Data extracted from a collection
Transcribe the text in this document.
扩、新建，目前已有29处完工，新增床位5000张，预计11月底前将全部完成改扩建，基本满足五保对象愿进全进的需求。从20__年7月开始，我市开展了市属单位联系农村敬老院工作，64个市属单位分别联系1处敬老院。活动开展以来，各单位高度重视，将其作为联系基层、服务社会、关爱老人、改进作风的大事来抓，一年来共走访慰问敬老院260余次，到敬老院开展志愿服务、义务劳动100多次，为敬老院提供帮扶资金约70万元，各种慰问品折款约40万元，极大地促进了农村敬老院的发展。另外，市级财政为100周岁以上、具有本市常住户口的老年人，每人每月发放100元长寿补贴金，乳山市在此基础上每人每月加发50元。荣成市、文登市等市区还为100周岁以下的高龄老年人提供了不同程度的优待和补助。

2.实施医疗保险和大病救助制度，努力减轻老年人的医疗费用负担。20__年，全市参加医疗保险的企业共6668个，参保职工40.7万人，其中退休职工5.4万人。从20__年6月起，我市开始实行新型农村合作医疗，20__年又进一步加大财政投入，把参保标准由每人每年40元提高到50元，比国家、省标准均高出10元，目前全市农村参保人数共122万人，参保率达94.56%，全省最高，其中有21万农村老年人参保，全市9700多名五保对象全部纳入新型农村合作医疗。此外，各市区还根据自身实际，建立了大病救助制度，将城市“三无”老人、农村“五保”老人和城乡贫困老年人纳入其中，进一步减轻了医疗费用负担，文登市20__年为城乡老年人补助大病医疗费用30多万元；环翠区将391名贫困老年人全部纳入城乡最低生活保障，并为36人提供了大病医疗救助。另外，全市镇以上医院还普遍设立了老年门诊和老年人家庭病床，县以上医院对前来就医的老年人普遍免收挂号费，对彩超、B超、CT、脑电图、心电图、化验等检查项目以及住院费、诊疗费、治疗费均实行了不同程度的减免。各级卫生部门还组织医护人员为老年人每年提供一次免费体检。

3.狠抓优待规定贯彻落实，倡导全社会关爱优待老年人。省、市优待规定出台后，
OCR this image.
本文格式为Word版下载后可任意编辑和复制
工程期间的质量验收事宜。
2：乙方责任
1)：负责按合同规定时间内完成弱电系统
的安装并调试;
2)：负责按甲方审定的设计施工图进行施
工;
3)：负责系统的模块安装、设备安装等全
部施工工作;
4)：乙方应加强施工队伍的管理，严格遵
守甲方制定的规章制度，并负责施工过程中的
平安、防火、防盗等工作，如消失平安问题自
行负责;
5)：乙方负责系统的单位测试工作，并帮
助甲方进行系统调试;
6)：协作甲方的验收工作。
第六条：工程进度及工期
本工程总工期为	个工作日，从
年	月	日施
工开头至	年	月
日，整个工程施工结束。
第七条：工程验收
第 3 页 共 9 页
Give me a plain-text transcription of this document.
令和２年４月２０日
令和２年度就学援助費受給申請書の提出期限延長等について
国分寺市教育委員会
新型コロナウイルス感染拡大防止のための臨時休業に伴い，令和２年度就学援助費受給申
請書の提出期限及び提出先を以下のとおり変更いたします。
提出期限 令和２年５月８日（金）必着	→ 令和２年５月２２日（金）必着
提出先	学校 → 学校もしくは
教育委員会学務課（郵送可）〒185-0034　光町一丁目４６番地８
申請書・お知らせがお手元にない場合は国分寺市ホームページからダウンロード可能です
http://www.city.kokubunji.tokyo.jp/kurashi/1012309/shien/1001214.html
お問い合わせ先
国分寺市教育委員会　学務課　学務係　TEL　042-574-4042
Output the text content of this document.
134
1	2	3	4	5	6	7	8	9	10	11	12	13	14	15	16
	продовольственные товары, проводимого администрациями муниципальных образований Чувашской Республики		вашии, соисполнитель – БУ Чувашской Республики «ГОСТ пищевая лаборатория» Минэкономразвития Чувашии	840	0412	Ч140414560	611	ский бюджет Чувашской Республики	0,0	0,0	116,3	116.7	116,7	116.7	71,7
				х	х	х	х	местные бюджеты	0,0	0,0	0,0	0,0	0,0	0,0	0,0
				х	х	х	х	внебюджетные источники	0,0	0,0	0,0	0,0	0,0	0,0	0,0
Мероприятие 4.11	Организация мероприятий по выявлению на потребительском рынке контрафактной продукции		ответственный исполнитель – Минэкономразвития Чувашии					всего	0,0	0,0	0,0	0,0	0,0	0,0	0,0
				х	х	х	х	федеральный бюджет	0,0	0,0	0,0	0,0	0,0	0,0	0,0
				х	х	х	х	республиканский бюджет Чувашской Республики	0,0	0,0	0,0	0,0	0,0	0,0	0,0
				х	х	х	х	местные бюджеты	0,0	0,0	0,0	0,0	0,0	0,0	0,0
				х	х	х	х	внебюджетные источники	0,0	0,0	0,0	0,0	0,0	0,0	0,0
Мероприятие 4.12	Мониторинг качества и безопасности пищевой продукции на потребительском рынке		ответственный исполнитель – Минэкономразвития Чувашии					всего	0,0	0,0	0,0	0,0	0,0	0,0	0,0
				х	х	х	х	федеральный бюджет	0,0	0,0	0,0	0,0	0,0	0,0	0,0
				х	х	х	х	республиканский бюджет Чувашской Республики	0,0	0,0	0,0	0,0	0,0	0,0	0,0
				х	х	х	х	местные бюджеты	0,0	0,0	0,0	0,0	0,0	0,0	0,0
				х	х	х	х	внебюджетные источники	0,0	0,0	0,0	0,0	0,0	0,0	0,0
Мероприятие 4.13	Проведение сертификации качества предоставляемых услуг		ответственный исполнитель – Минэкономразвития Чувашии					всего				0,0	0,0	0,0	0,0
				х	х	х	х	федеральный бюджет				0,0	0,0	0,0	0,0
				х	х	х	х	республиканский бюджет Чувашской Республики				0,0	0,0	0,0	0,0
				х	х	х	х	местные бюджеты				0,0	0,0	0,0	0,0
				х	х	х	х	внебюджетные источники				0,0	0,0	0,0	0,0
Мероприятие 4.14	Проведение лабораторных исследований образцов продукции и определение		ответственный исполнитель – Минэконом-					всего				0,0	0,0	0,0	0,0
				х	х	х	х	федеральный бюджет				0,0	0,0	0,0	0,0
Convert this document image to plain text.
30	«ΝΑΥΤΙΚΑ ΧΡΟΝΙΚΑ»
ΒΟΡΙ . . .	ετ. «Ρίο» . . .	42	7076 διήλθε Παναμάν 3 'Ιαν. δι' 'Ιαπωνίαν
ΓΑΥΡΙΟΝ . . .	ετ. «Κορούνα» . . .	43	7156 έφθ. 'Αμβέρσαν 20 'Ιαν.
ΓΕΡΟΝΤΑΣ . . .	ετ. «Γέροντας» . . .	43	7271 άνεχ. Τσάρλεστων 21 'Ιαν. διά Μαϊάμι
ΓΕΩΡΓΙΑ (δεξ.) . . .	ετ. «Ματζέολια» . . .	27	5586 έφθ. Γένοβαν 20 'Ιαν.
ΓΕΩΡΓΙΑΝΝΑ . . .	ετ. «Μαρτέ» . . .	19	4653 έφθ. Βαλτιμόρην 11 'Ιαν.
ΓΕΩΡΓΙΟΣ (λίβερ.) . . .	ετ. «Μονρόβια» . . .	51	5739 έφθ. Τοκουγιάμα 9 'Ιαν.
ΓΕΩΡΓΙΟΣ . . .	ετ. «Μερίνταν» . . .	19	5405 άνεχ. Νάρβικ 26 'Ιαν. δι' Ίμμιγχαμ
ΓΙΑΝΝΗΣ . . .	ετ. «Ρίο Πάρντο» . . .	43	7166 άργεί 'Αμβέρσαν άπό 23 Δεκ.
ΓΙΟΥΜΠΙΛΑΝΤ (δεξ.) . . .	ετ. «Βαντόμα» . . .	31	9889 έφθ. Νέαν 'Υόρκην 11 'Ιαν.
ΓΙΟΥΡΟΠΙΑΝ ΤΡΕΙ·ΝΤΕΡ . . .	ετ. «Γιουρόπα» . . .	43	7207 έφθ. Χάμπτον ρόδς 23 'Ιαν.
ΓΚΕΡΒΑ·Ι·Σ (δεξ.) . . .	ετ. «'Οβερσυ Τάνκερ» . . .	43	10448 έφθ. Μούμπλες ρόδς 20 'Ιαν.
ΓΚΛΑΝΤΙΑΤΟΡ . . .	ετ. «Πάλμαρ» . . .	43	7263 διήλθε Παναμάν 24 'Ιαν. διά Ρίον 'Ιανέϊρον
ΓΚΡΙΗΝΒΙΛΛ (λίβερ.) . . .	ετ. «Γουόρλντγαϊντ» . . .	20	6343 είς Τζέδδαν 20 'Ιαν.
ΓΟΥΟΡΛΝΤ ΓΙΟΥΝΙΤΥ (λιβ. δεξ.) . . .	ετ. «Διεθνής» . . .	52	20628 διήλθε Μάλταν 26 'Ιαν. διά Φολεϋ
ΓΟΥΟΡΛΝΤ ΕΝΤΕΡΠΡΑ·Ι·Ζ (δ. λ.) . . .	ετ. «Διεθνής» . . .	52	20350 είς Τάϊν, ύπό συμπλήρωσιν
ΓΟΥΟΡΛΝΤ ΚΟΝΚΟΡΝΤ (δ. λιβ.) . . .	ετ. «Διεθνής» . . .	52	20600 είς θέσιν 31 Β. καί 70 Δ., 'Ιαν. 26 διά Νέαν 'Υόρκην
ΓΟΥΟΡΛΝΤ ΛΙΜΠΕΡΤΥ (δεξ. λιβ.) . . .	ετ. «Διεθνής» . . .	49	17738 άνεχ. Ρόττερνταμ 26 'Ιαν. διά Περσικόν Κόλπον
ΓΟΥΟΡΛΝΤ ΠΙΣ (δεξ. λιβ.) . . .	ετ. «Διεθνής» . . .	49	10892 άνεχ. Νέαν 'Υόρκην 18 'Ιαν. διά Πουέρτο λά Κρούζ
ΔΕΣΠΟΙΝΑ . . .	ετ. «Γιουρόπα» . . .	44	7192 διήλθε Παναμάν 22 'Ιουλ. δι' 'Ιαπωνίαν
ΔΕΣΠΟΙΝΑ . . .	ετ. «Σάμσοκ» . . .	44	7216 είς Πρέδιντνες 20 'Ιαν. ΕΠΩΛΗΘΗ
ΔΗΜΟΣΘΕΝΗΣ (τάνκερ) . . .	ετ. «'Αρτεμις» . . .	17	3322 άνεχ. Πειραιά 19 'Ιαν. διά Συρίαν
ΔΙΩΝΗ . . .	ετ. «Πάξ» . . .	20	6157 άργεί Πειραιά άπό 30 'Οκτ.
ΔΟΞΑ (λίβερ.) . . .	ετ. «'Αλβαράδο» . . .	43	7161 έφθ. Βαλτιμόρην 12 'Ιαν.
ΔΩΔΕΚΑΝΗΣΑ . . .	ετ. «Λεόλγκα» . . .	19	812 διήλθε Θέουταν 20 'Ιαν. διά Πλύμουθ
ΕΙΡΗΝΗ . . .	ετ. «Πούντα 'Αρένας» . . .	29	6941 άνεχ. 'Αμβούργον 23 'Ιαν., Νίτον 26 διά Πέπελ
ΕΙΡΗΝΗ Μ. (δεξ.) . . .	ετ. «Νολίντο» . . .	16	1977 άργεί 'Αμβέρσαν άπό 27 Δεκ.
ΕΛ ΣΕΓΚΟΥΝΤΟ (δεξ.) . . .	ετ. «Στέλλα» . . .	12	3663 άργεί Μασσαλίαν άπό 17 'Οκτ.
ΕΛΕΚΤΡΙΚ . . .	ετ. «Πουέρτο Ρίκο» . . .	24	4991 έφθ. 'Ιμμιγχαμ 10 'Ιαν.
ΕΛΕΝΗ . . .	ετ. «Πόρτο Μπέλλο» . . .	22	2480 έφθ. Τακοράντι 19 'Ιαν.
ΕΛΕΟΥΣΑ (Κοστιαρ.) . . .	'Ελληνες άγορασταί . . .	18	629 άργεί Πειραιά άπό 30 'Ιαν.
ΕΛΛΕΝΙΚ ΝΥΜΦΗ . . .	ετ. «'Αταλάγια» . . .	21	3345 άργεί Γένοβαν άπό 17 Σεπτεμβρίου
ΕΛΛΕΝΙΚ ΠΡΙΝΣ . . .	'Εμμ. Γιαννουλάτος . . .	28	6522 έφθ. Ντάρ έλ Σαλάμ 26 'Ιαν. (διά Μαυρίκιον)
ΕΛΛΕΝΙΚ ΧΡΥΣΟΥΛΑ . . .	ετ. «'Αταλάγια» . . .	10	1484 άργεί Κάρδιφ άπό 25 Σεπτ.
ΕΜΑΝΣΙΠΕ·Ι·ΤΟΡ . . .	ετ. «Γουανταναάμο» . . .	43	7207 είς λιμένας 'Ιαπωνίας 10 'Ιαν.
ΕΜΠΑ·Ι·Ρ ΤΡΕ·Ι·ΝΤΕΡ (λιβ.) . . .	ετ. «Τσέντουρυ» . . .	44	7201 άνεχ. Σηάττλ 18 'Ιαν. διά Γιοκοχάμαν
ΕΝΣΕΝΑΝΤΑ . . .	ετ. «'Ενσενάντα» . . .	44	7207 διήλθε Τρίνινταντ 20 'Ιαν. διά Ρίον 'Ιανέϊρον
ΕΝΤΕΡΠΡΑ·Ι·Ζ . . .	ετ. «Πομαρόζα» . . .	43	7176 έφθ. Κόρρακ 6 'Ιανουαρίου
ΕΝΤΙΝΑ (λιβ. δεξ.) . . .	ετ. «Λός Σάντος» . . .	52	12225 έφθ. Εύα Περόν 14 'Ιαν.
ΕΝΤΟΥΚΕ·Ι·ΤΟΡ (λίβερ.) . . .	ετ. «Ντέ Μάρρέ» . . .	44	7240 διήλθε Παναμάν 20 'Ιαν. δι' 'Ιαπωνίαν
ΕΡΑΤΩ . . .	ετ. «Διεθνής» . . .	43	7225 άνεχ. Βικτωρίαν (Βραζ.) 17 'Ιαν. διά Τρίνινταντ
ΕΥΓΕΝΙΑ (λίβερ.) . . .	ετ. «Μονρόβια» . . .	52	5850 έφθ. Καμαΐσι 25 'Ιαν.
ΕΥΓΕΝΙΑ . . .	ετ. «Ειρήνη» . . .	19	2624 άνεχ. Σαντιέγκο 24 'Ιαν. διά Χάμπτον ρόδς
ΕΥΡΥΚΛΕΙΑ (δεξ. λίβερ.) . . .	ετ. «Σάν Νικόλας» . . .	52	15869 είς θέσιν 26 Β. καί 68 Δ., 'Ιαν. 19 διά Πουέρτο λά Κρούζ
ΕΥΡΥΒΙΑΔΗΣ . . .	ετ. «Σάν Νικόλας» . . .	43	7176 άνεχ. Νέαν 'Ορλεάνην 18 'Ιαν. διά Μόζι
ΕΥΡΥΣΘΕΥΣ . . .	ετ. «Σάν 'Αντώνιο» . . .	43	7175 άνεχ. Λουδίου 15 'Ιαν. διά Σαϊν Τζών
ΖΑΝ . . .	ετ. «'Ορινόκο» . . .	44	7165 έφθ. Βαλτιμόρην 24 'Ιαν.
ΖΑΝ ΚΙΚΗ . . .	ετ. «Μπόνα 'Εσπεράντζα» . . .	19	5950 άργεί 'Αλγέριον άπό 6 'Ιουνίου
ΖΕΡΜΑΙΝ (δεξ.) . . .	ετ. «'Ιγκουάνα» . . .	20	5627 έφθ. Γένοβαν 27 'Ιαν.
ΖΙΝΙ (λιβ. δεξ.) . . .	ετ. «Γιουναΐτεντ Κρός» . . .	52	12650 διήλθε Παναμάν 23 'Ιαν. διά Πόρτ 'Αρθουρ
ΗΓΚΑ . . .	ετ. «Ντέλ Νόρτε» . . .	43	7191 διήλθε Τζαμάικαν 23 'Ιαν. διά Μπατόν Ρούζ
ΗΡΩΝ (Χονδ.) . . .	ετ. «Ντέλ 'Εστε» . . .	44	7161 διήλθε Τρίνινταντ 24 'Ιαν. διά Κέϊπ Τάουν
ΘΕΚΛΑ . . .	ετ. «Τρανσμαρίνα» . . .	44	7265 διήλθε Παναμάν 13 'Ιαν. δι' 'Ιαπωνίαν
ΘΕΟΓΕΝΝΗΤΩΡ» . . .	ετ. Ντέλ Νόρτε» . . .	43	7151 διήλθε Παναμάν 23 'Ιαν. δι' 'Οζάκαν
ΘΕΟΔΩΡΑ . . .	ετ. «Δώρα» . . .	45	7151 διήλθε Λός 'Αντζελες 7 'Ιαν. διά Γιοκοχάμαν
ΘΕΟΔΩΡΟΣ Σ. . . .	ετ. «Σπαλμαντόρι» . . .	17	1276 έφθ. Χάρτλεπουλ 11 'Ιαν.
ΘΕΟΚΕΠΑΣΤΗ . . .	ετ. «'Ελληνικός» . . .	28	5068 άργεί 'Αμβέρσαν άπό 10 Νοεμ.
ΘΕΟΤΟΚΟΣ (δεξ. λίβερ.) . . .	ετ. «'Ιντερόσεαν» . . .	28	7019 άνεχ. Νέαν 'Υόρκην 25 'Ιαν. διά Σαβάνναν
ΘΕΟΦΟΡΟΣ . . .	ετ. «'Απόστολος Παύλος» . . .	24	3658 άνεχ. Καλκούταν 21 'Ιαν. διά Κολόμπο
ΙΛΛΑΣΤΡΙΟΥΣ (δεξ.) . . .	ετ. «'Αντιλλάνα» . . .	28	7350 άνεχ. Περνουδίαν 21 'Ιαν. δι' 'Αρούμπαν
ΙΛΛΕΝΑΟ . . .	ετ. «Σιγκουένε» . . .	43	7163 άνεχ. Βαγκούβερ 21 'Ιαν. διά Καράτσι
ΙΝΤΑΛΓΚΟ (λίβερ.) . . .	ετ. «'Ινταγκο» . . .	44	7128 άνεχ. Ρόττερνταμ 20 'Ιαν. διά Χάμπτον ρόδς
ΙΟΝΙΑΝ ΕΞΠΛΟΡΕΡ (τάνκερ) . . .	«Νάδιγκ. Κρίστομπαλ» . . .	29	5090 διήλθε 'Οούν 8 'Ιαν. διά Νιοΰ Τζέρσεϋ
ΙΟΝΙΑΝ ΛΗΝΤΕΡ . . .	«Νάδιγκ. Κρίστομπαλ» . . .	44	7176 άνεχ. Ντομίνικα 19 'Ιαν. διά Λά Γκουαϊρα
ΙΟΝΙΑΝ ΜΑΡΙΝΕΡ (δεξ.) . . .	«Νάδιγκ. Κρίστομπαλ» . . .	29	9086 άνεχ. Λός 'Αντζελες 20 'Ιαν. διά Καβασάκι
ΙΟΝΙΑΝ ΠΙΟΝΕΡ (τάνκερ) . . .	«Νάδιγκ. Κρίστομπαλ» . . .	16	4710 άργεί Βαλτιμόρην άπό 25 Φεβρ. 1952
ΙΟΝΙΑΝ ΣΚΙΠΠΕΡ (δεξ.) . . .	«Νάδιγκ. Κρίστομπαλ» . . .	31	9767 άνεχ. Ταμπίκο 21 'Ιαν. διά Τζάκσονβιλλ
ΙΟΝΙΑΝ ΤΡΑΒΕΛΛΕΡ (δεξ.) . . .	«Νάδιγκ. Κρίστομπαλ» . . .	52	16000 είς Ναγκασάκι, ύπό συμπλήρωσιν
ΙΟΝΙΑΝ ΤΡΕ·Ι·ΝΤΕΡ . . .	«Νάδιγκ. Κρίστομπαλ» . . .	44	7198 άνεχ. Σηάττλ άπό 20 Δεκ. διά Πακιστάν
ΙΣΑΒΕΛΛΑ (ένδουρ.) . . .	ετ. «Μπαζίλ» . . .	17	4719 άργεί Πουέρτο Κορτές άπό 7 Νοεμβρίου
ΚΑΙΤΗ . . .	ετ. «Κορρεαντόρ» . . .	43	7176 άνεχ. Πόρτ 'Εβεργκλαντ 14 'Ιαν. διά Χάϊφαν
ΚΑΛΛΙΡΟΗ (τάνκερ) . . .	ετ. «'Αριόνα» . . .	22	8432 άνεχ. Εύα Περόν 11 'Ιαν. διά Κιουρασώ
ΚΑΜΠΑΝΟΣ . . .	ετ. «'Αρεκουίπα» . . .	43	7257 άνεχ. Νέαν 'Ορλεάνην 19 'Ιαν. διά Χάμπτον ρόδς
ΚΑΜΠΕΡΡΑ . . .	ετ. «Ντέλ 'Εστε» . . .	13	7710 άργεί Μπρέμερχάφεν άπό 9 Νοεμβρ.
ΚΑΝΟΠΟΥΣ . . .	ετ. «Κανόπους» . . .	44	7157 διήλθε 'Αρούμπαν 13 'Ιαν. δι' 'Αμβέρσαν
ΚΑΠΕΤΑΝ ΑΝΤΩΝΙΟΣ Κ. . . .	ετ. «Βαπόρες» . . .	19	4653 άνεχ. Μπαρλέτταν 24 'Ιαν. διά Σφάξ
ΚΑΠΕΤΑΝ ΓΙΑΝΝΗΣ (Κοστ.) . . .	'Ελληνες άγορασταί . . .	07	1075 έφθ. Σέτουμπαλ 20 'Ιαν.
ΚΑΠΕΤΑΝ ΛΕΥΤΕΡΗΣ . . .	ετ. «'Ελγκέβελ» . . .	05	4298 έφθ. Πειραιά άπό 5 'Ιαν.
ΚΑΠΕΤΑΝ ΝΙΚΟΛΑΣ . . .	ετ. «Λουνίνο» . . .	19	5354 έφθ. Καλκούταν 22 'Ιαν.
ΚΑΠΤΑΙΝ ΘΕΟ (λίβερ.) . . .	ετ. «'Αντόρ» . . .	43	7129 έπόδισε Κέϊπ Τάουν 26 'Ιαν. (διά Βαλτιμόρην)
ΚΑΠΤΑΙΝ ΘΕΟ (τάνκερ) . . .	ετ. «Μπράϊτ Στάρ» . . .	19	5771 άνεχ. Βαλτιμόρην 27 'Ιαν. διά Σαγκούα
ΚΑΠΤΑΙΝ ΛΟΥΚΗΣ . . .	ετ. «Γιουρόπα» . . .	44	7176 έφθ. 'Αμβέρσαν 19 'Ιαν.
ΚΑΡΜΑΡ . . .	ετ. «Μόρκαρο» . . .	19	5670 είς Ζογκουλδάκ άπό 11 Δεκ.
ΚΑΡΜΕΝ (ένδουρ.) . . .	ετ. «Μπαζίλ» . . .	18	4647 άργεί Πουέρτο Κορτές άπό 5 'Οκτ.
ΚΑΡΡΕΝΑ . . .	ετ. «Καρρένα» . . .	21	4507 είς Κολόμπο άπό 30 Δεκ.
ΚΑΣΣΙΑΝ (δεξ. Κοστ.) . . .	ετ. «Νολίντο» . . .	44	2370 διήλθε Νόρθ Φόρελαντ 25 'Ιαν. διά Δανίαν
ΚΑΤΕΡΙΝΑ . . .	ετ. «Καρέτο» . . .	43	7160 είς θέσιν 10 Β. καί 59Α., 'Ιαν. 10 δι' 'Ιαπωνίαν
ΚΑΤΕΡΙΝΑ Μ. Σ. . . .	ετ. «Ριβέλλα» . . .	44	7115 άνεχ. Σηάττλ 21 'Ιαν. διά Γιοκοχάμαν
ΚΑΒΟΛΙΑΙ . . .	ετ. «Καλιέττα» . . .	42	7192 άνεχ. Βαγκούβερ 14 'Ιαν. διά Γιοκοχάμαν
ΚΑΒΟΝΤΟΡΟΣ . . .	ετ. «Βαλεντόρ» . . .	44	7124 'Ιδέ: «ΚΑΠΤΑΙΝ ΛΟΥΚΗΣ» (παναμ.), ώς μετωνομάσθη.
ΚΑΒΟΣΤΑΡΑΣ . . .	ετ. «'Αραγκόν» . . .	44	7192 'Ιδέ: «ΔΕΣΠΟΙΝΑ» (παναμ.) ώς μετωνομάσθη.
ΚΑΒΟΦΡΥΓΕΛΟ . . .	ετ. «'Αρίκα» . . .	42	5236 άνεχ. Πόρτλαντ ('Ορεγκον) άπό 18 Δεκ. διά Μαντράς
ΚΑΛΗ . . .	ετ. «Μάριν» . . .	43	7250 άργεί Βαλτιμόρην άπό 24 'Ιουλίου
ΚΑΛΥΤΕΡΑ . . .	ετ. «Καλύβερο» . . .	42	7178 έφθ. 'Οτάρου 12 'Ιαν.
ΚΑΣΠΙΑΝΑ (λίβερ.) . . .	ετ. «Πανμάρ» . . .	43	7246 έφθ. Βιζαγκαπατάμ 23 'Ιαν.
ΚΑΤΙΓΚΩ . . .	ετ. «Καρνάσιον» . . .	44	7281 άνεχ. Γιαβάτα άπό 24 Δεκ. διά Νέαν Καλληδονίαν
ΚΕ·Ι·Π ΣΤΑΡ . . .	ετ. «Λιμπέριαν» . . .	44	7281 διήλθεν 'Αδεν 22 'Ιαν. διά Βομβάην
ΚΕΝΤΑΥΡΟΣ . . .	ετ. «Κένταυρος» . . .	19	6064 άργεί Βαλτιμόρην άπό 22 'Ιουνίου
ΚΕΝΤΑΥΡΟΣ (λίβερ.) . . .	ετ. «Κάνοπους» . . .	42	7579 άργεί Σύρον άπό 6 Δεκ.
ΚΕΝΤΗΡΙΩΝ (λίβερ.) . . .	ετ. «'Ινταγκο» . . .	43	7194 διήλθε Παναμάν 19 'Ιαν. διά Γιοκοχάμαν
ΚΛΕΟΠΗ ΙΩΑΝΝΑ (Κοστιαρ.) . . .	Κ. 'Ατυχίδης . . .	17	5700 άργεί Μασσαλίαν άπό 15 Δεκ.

Given task: Tell how many lines of the data include the word "Чувашской", and nothing else.

Finished exercise: 4